__Challenge__: Find each line with the word "النسب" in it, then give the total alone.

-*-*-

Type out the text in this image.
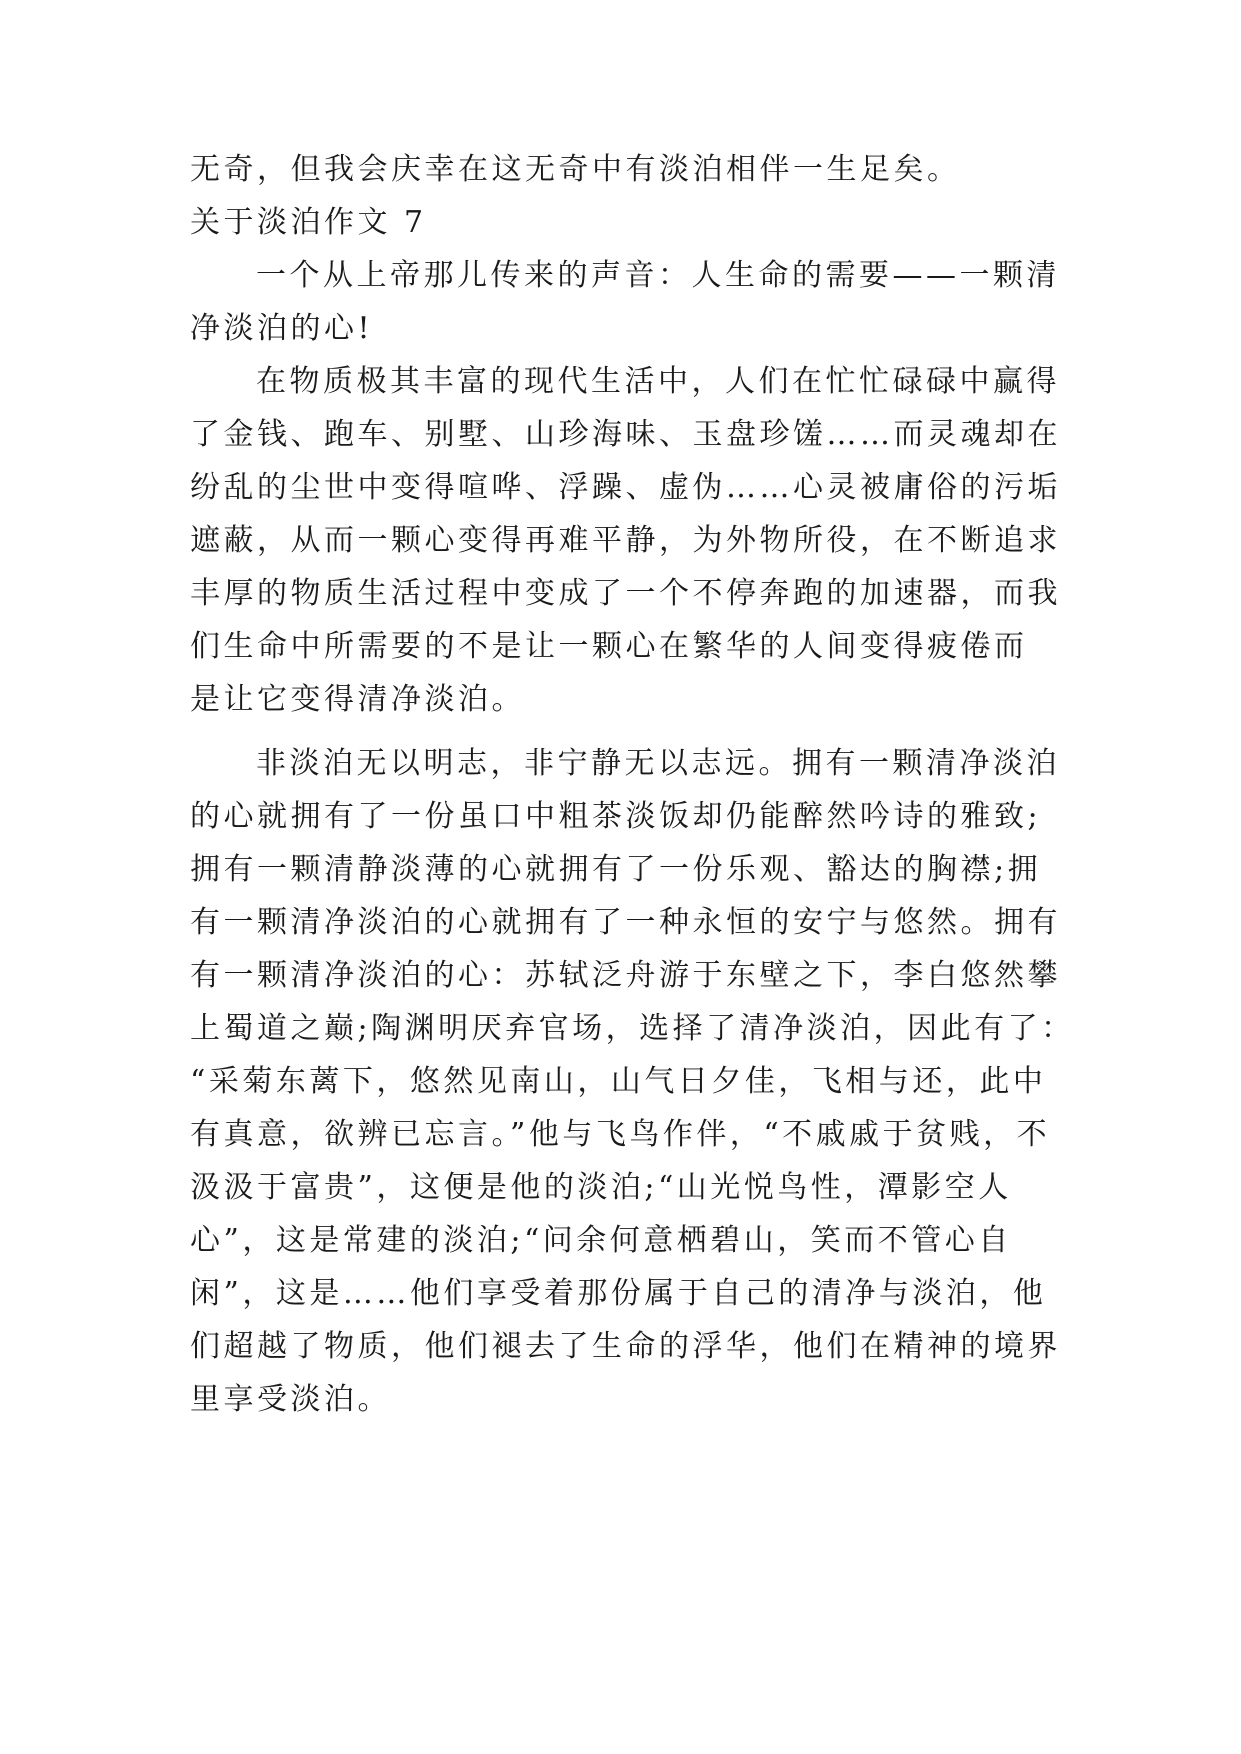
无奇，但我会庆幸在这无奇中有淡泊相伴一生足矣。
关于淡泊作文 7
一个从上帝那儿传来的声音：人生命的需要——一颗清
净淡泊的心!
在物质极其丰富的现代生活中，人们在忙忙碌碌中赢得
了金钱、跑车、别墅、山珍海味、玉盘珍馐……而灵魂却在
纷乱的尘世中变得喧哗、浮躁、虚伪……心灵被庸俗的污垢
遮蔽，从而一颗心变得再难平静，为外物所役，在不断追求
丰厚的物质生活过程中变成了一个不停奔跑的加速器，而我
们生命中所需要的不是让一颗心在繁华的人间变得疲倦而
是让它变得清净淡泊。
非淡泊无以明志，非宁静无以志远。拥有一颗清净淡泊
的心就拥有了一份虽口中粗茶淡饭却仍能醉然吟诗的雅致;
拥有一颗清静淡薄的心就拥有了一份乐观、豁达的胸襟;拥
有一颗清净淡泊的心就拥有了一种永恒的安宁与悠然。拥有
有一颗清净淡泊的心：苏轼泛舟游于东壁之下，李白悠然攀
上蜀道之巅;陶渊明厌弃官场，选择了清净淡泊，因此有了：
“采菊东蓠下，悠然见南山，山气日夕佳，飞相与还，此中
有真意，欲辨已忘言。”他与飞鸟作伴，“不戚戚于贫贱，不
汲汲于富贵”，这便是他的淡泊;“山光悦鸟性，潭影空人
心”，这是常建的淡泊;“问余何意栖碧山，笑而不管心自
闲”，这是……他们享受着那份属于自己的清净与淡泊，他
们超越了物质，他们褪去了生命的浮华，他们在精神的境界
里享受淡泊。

-*-*-

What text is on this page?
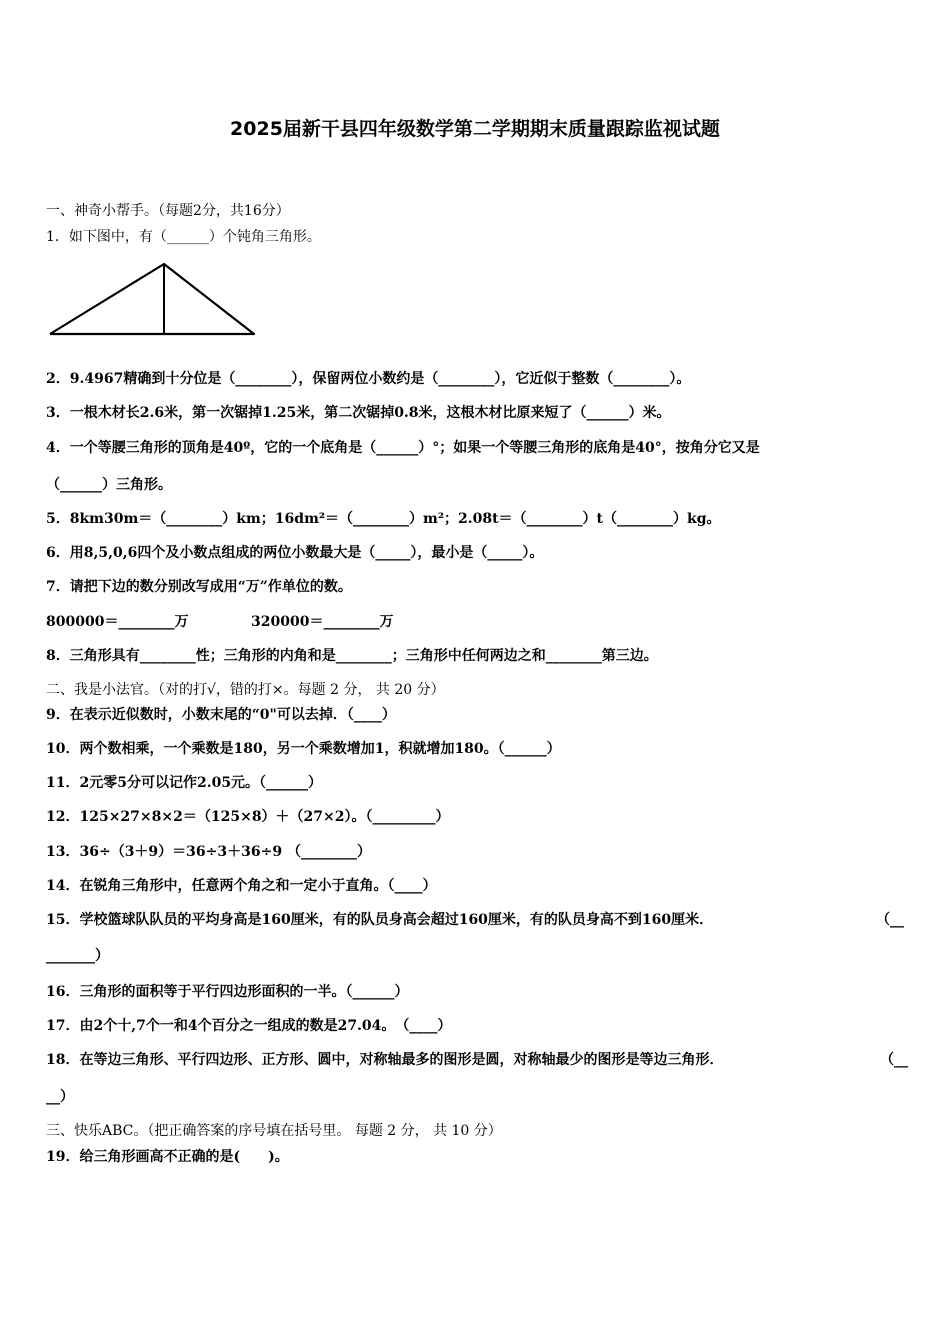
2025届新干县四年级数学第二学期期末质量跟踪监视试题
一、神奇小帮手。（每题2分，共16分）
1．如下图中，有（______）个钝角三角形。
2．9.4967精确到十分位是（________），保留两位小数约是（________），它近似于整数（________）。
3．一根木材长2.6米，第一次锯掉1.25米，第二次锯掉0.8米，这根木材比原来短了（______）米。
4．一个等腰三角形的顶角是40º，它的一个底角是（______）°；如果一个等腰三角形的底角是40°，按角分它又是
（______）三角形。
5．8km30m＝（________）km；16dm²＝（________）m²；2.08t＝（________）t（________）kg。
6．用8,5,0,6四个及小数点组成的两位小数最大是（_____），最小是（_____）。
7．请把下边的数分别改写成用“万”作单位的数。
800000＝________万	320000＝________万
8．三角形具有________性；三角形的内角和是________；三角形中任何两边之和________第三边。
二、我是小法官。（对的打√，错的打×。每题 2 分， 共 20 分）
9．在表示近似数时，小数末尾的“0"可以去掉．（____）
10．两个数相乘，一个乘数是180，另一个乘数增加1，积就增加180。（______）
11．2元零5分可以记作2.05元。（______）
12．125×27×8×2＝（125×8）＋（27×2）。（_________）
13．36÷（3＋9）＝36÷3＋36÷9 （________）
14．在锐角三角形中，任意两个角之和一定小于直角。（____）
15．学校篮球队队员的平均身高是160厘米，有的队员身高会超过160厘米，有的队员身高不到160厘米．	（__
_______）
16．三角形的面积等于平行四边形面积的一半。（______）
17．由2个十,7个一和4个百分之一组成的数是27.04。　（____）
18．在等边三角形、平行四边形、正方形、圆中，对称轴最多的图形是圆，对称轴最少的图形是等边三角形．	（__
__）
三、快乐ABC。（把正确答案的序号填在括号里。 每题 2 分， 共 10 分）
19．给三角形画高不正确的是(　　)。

-*-*-

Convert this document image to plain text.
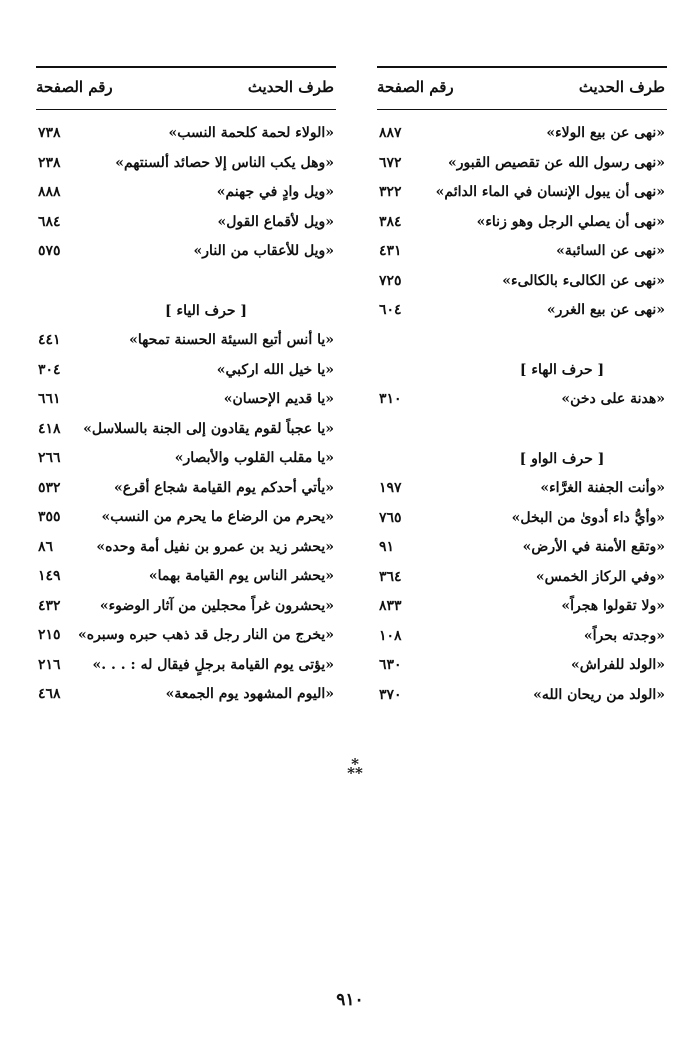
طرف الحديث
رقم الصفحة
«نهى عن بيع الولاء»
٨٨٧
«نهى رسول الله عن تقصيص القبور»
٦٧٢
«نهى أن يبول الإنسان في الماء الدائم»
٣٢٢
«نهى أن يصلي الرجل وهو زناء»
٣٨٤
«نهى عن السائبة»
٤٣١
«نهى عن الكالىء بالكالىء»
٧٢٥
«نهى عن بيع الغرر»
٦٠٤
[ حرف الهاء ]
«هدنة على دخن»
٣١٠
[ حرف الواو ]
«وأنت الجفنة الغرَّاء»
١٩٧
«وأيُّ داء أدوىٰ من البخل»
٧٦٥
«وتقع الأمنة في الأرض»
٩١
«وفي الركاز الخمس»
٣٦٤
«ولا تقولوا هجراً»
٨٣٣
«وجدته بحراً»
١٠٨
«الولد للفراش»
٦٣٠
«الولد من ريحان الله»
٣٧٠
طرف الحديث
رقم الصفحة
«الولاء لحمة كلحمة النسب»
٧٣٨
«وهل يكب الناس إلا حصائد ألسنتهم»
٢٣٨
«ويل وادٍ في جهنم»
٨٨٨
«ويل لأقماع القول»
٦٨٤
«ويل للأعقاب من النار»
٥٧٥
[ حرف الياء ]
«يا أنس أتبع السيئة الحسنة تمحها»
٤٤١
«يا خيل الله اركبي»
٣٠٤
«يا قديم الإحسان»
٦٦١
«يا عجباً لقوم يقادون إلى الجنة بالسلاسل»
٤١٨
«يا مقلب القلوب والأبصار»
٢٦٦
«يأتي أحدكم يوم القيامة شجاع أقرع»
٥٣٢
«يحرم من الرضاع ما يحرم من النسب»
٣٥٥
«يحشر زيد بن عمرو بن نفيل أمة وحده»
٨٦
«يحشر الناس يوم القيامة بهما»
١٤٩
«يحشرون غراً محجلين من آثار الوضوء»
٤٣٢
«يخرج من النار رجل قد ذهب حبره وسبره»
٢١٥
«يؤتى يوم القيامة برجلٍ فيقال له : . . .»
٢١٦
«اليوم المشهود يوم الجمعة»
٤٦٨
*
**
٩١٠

-*-*-

__Task output__: 2